The request.
Reproduce all the lines below exactly and omit the images.

Dataset content.
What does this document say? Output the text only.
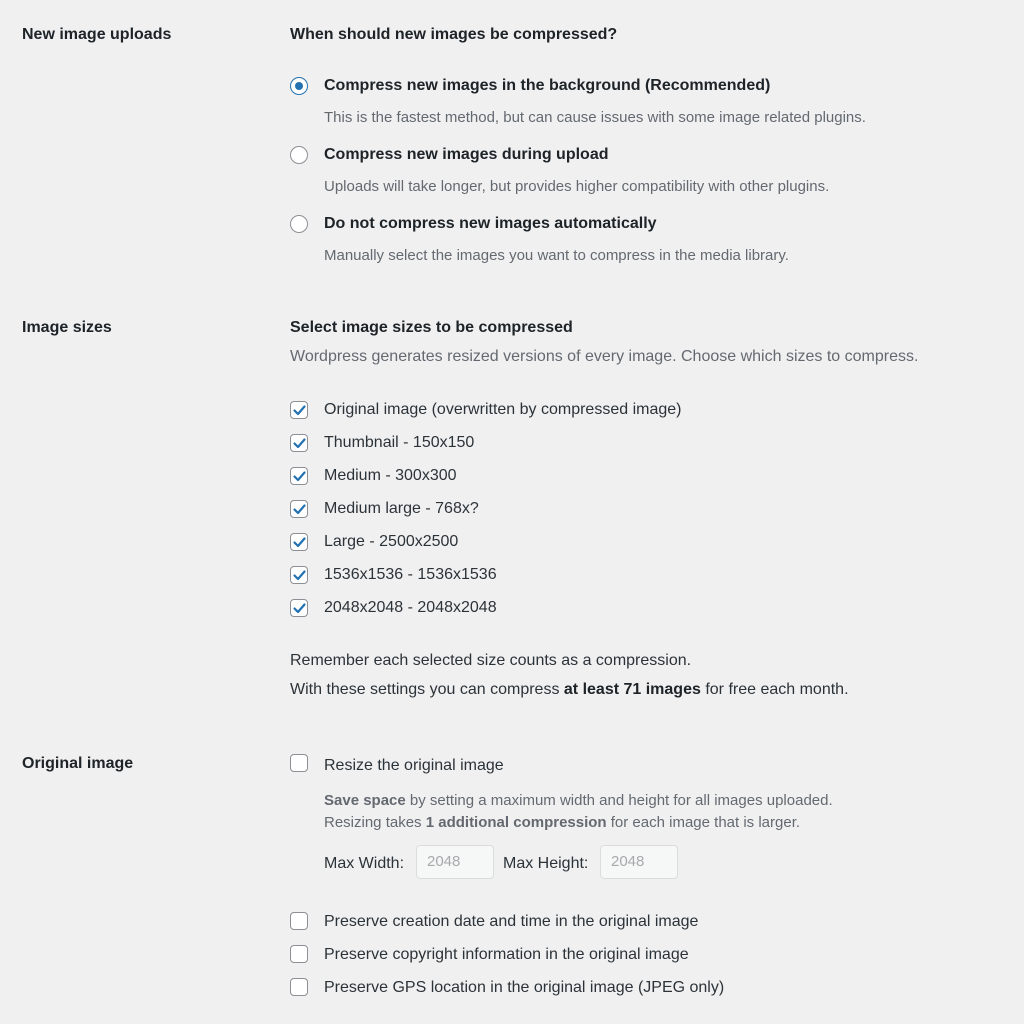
New image uploads	When should new images be compressed?
Compress new images in the background (Recommended)
This is the fastest method, but can cause issues with some image related plugins.
Compress new images during upload
Uploads will take longer, but provides higher compatibility with other plugins.
Do not compress new images automatically
Manually select the images you want to compress in the media library.
Image sizes	Select image sizes to be compressed
Wordpress generates resized versions of every image. Choose which sizes to compress.
Original image (overwritten by compressed image)
Thumbnail - 150x150
Medium - 300x300
Medium large - 768x?
Large - 2500x2500
1536x1536 - 1536x1536
2048x2048 - 2048x2048
Remember each selected size counts as a compression.
With these settings you can compress at least 71 images for free each month.
Original image	Resize the original image
Save space by setting a maximum width and height for all images uploaded.
Resizing takes 1 additional compression for each image that is larger.
Max Width:	2048	Max Height:	2048
Preserve creation date and time in the original image
Preserve copyright information in the original image
Preserve GPS location in the original image (JPEG only)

Exercise result.
What does this document say? Output the text only.
New image uploads	When should new images be compressed?
Compress new images in the background (Recommended)
This is the fastest method, but can cause issues with some image related plugins.
Compress new images during upload
Uploads will take longer, but provides higher compatibility with other plugins.
Do not compress new images automatically
Manually select the images you want to compress in the media library.
Image sizes	Select image sizes to be compressed
Wordpress generates resized versions of every image. Choose which sizes to compress.
Original image (overwritten by compressed image)
Thumbnail - 150x150
Medium - 300x300
Medium large - 768x?
Large - 2500x2500
1536x1536 - 1536x1536
2048x2048 - 2048x2048
Remember each selected size counts as a compression.
With these settings you can compress at least 71 images for free each month.
Original image	Resize the original image
Save space by setting a maximum width and height for all images uploaded.
Resizing takes 1 additional compression for each image that is larger.
Max Width:	2048	Max Height:	2048
Preserve creation date and time in the original image
Preserve copyright information in the original image
Preserve GPS location in the original image (JPEG only)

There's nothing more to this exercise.